## TASK STATEMENT
Find the lines that hold the word "Kampus" and return them.

Stored data:
* START *
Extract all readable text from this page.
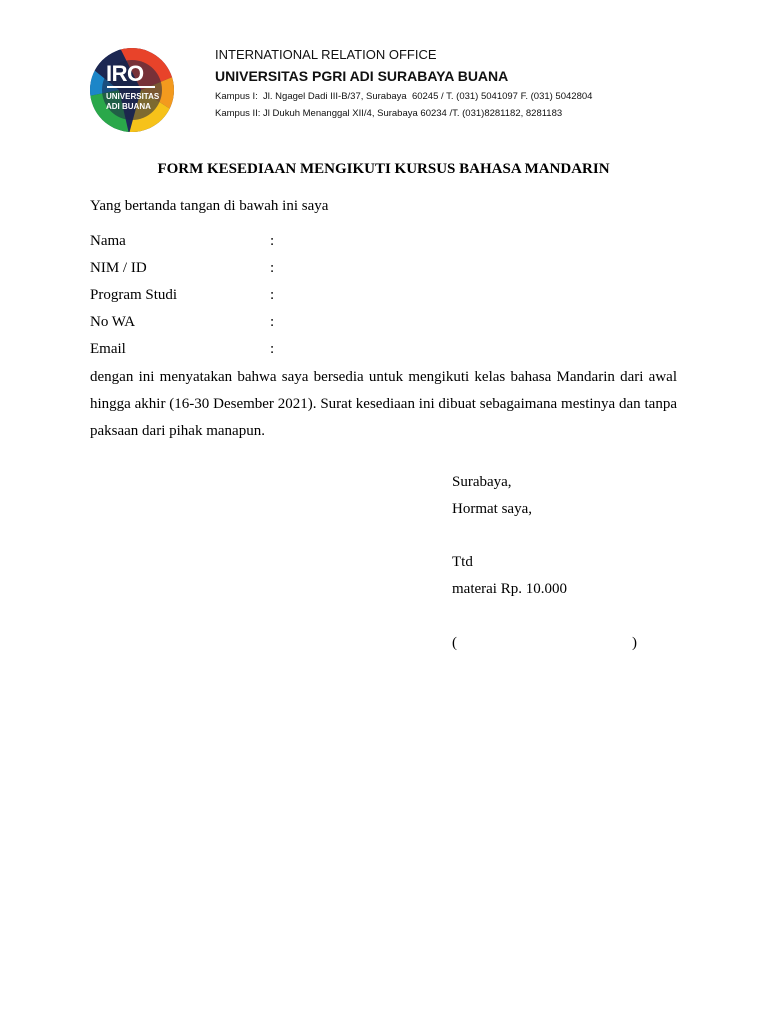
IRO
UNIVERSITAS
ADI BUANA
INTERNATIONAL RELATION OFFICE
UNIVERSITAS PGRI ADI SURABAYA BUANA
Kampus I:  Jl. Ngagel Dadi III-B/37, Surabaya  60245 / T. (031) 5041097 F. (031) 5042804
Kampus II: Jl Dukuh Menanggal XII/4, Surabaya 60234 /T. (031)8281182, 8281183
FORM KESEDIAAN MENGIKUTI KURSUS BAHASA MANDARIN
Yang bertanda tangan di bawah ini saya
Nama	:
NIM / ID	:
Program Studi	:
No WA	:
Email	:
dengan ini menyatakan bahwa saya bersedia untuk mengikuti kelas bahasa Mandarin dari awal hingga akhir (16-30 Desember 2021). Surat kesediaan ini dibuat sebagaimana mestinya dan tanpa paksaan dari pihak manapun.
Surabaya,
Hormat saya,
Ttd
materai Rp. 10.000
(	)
* END *
* START *
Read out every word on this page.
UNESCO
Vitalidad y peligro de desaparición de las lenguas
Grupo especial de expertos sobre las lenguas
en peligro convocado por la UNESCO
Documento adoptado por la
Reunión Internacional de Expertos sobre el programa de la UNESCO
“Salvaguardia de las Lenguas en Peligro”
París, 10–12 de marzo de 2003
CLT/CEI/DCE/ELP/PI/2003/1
* END *
## WRITTEN RESPONSE
Kampus I:  Jl. Ngagel Dadi III-B/37, Surabaya  60245 / T. (031) 5041097 F. (031) 5042804
Kampus II: Jl Dukuh Menanggal XII/4, Surabaya 60234 /T. (031)8281182, 8281183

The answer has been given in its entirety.